WRITTEN TASK: Output each entry exactly; skip nothing.

INPUT:
** begin **

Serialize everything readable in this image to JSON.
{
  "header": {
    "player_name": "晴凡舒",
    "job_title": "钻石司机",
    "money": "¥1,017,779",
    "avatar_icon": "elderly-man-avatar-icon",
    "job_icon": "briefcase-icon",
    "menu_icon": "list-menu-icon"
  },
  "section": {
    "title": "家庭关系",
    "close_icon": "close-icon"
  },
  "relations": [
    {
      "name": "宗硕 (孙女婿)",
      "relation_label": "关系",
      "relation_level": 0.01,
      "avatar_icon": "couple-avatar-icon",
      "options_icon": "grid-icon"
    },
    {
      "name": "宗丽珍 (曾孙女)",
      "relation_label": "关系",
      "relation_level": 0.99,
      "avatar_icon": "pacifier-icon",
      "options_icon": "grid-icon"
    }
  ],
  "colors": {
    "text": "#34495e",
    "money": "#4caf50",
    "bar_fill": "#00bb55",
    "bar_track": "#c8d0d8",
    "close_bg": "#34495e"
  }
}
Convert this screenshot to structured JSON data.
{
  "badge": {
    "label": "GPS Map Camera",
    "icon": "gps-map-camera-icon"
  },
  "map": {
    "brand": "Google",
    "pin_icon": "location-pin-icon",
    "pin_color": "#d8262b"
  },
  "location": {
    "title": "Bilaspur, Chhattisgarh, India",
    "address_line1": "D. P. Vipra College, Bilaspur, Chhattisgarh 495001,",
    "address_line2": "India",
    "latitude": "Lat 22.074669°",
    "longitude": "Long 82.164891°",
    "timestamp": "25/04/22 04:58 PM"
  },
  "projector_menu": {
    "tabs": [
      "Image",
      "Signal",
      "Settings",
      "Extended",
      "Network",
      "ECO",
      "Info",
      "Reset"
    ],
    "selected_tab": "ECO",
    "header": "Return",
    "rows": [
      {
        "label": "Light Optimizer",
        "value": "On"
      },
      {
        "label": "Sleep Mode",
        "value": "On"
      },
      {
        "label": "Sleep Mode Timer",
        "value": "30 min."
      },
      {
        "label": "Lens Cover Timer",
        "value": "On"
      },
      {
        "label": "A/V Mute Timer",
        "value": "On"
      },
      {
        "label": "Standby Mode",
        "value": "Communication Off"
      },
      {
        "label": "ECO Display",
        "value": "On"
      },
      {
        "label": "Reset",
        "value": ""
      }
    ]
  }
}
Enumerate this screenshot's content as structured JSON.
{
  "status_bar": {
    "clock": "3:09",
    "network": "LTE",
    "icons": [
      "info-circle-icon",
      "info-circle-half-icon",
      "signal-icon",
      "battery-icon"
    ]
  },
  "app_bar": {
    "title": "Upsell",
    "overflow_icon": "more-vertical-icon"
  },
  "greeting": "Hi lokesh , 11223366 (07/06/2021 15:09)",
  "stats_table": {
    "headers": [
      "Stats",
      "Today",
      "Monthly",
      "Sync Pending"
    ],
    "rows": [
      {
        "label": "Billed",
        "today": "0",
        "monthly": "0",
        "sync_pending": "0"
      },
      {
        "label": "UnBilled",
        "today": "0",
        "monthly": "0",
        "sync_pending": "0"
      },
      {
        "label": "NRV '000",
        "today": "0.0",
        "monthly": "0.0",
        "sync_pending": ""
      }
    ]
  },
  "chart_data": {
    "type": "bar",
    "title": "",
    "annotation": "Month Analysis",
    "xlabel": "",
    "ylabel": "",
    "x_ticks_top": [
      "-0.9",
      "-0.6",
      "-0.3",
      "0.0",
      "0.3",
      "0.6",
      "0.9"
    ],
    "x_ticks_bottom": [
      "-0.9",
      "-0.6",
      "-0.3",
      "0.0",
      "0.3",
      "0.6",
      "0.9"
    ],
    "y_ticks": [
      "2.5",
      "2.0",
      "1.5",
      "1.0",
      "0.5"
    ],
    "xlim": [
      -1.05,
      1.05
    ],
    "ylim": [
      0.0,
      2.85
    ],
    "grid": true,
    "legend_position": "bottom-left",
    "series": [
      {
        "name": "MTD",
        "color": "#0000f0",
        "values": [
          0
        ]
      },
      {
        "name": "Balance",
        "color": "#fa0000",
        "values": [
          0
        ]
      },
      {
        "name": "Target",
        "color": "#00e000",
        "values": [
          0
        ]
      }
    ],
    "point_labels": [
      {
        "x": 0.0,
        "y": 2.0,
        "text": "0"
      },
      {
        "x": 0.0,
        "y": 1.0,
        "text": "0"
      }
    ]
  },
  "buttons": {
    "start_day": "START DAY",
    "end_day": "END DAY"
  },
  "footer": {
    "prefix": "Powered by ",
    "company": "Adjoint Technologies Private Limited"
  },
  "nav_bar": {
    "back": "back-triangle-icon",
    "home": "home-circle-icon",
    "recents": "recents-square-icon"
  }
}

** end **

THE SOLUTION:
Serialize everything readable in this image to JSON.
{
  "header": {
    "player_name": "晴凡舒",
    "job_title": "钻石司机",
    "money": "¥1,017,779",
    "avatar_icon": "elderly-man-avatar-icon",
    "job_icon": "briefcase-icon",
    "menu_icon": "list-menu-icon"
  },
  "section": {
    "title": "家庭关系",
    "close_icon": "close-icon"
  },
  "relations": [
    {
      "name": "宗硕 (孙女婿)",
      "relation_label": "关系",
      "relation_level": 0.01,
      "avatar_icon": "couple-avatar-icon",
      "options_icon": "grid-icon"
    },
    {
      "name": "宗丽珍 (曾孙女)",
      "relation_label": "关系",
      "relation_level": 0.99,
      "avatar_icon": "pacifier-icon",
      "options_icon": "grid-icon"
    }
  ],
  "colors": {
    "text": "#34495e",
    "money": "#4caf50",
    "bar_fill": "#00bb55",
    "bar_track": "#c8d0d8",
    "close_bg": "#34495e"
  }
}
Convert this screenshot to structured JSON data.
{
  "badge": {
    "label": "GPS Map Camera",
    "icon": "gps-map-camera-icon"
  },
  "map": {
    "brand": "Google",
    "pin_icon": "location-pin-icon",
    "pin_color": "#d8262b"
  },
  "location": {
    "title": "Bilaspur, Chhattisgarh, India",
    "address_line1": "D. P. Vipra College, Bilaspur, Chhattisgarh 495001,",
    "address_line2": "India",
    "latitude": "Lat 22.074669°",
    "longitude": "Long 82.164891°",
    "timestamp": "25/04/22 04:58 PM"
  },
  "projector_menu": {
    "tabs": [
      "Image",
      "Signal",
      "Settings",
      "Extended",
      "Network",
      "ECO",
      "Info",
      "Reset"
    ],
    "selected_tab": "ECO",
    "header": "Return",
    "rows": [
      {
        "label": "Light Optimizer",
        "value": "On"
      },
      {
        "label": "Sleep Mode",
        "value": "On"
      },
      {
        "label": "Sleep Mode Timer",
        "value": "30 min."
      },
      {
        "label": "Lens Cover Timer",
        "value": "On"
      },
      {
        "label": "A/V Mute Timer",
        "value": "On"
      },
      {
        "label": "Standby Mode",
        "value": "Communication Off"
      },
      {
        "label": "ECO Display",
        "value": "On"
      },
      {
        "label": "Reset",
        "value": ""
      }
    ]
  }
}
Enumerate this screenshot's content as structured JSON.
{
  "status_bar": {
    "clock": "3:09",
    "network": "LTE",
    "icons": [
      "info-circle-icon",
      "info-circle-half-icon",
      "signal-icon",
      "battery-icon"
    ]
  },
  "app_bar": {
    "title": "Upsell",
    "overflow_icon": "more-vertical-icon"
  },
  "greeting": "Hi lokesh , 11223366 (07/06/2021 15:09)",
  "stats_table": {
    "headers": [
      "Stats",
      "Today",
      "Monthly",
      "Sync Pending"
    ],
    "rows": [
      {
        "label": "Billed",
        "today": "0",
        "monthly": "0",
        "sync_pending": "0"
      },
      {
        "label": "UnBilled",
        "today": "0",
        "monthly": "0",
        "sync_pending": "0"
      },
      {
        "label": "NRV '000",
        "today": "0.0",
        "monthly": "0.0",
        "sync_pending": ""
      }
    ]
  },
  "chart_data": {
    "type": "bar",
    "title": "",
    "annotation": "Month Analysis",
    "xlabel": "",
    "ylabel": "",
    "x_ticks_top": [
      "-0.9",
      "-0.6",
      "-0.3",
      "0.0",
      "0.3",
      "0.6",
      "0.9"
    ],
    "x_ticks_bottom": [
      "-0.9",
      "-0.6",
      "-0.3",
      "0.0",
      "0.3",
      "0.6",
      "0.9"
    ],
    "y_ticks": [
      "2.5",
      "2.0",
      "1.5",
      "1.0",
      "0.5"
    ],
    "xlim": [
      -1.05,
      1.05
    ],
    "ylim": [
      0.0,
      2.85
    ],
    "grid": true,
    "legend_position": "bottom-left",
    "series": [
      {
        "name": "MTD",
        "color": "#0000f0",
        "values": [
          0
        ]
      },
      {
        "name": "Balance",
        "color": "#fa0000",
        "values": [
          0
        ]
      },
      {
        "name": "Target",
        "color": "#00e000",
        "values": [
          0
        ]
      }
    ],
    "point_labels": [
      {
        "x": 0.0,
        "y": 2.0,
        "text": "0"
      },
      {
        "x": 0.0,
        "y": 1.0,
        "text": "0"
      }
    ]
  },
  "buttons": {
    "start_day": "START DAY",
    "end_day": "END DAY"
  },
  "footer": {
    "prefix": "Powered by ",
    "company": "Adjoint Technologies Private Limited"
  },
  "nav_bar": {
    "back": "back-triangle-icon",
    "home": "home-circle-icon",
    "recents": "recents-square-icon"
  }
}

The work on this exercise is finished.